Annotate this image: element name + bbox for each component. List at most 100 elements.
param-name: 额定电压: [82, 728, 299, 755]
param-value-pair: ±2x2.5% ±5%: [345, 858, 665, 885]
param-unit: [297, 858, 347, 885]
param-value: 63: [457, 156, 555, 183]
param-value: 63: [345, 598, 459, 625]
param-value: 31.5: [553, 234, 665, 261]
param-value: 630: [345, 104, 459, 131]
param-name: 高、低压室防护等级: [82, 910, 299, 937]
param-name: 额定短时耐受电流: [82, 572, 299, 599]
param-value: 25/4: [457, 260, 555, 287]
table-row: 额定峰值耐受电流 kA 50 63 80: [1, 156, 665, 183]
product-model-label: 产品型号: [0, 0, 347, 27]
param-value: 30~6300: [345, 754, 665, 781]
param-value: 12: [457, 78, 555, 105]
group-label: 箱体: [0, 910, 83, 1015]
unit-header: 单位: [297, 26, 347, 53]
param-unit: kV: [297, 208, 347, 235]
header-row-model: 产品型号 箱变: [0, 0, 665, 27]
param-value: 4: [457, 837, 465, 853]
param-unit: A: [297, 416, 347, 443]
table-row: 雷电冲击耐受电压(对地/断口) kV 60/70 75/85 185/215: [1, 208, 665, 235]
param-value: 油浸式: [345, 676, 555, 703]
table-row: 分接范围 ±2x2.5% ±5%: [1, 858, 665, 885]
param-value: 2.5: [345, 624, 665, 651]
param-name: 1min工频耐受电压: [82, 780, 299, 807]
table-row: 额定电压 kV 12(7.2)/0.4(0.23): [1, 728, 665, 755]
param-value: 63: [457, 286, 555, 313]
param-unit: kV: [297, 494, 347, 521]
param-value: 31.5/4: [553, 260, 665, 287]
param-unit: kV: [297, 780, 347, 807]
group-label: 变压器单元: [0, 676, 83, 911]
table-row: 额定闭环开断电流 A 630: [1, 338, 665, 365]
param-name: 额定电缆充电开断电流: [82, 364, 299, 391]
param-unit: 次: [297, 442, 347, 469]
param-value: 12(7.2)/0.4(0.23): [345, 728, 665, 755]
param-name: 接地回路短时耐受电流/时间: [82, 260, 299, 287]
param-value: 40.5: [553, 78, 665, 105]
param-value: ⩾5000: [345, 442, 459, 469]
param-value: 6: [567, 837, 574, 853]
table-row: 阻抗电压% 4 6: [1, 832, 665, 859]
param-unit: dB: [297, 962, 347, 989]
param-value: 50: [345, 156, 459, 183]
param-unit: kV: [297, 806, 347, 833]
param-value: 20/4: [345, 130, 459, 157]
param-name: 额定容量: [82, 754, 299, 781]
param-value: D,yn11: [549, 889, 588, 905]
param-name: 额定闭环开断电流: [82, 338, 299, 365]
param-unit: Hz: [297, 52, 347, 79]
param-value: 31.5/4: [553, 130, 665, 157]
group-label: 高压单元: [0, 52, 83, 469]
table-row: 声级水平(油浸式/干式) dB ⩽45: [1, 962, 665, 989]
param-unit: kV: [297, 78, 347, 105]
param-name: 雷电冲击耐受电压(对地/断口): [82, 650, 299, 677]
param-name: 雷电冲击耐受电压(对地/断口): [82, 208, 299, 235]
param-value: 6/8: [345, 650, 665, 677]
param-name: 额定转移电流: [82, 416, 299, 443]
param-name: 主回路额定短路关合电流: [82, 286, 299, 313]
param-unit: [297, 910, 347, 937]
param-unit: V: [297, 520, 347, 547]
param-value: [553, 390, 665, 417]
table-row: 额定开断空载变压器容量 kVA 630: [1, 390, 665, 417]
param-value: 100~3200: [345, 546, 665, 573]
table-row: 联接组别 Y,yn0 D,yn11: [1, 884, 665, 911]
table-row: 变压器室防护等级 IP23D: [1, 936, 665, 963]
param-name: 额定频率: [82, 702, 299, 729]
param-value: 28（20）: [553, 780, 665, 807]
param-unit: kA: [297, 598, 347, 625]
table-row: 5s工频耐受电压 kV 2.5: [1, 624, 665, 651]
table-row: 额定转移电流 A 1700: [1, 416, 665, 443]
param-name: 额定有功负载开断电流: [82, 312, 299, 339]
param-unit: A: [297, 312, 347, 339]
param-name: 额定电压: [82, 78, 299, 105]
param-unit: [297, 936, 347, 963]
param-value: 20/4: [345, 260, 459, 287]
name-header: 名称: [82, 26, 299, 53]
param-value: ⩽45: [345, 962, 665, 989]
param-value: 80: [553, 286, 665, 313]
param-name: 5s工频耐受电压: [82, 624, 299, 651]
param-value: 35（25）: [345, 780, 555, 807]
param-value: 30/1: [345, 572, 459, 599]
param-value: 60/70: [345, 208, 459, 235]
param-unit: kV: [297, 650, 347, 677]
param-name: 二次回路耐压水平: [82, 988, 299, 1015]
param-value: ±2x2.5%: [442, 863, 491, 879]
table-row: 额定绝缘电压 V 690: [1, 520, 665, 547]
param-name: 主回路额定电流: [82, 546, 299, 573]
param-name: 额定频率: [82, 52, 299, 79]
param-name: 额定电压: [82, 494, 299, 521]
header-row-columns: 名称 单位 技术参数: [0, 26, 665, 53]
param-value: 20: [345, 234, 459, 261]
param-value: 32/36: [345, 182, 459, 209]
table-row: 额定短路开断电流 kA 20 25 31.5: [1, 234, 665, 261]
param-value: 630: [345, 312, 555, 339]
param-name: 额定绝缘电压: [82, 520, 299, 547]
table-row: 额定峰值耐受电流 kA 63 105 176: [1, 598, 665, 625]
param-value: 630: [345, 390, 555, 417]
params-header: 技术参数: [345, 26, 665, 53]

***

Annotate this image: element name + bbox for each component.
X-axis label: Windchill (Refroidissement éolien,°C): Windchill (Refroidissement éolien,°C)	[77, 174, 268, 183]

***

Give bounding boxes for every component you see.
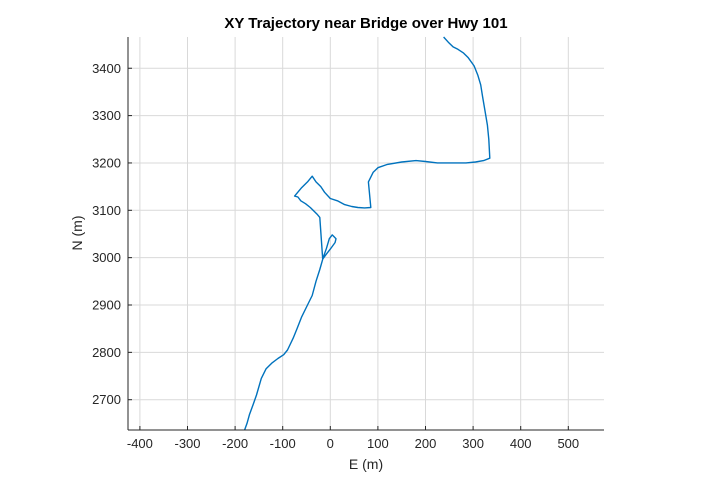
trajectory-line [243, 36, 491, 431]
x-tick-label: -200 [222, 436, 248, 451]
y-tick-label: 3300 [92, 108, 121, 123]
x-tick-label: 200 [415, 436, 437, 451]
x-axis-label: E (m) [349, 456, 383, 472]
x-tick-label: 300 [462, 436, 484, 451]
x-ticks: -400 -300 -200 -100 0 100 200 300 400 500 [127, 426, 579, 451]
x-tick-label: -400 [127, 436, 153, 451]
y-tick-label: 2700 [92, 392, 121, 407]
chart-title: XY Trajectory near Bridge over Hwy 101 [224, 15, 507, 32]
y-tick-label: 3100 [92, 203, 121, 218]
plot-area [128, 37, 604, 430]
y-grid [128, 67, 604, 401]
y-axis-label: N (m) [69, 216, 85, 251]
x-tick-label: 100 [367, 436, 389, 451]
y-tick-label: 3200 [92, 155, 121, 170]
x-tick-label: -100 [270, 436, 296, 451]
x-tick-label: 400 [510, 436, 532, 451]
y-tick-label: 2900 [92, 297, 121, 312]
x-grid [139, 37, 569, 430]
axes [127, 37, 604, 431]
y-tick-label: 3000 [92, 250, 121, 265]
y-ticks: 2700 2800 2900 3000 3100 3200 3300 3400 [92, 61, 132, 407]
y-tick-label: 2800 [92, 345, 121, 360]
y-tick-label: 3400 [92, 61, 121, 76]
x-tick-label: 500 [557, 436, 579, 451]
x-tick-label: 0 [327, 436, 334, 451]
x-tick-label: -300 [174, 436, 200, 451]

***

* _Task objective_: Please copy the data starting with the line with "Give bounding boxes" and going on through the line with "y-tick-label: 2800 [92, 345, 121, 360]", leaving out the pictures.

* _Written response_:
Give bounding boxes for every component you see.
trajectory-line [243, 36, 491, 431]
x-tick-label: -200 [222, 436, 248, 451]
y-tick-label: 3300 [92, 108, 121, 123]
x-tick-label: 200 [415, 436, 437, 451]
x-axis-label: E (m) [349, 456, 383, 472]
x-tick-label: 300 [462, 436, 484, 451]
x-ticks: -400 -300 -200 -100 0 100 200 300 400 500 [127, 426, 579, 451]
x-tick-label: -400 [127, 436, 153, 451]
y-tick-label: 2700 [92, 392, 121, 407]
chart-title: XY Trajectory near Bridge over Hwy 101 [224, 15, 507, 32]
y-tick-label: 3100 [92, 203, 121, 218]
plot-area [128, 37, 604, 430]
y-grid [128, 67, 604, 401]
y-axis-label: N (m) [69, 216, 85, 251]
x-tick-label: 100 [367, 436, 389, 451]
y-tick-label: 3200 [92, 155, 121, 170]
x-tick-label: -100 [270, 436, 296, 451]
x-tick-label: 400 [510, 436, 532, 451]
y-tick-label: 2900 [92, 297, 121, 312]
x-grid [139, 37, 569, 430]
axes [127, 37, 604, 431]
y-tick-label: 3000 [92, 250, 121, 265]
y-ticks: 2700 2800 2900 3000 3100 3200 3300 3400 [92, 61, 132, 407]
y-tick-label: 2800 [92, 345, 121, 360]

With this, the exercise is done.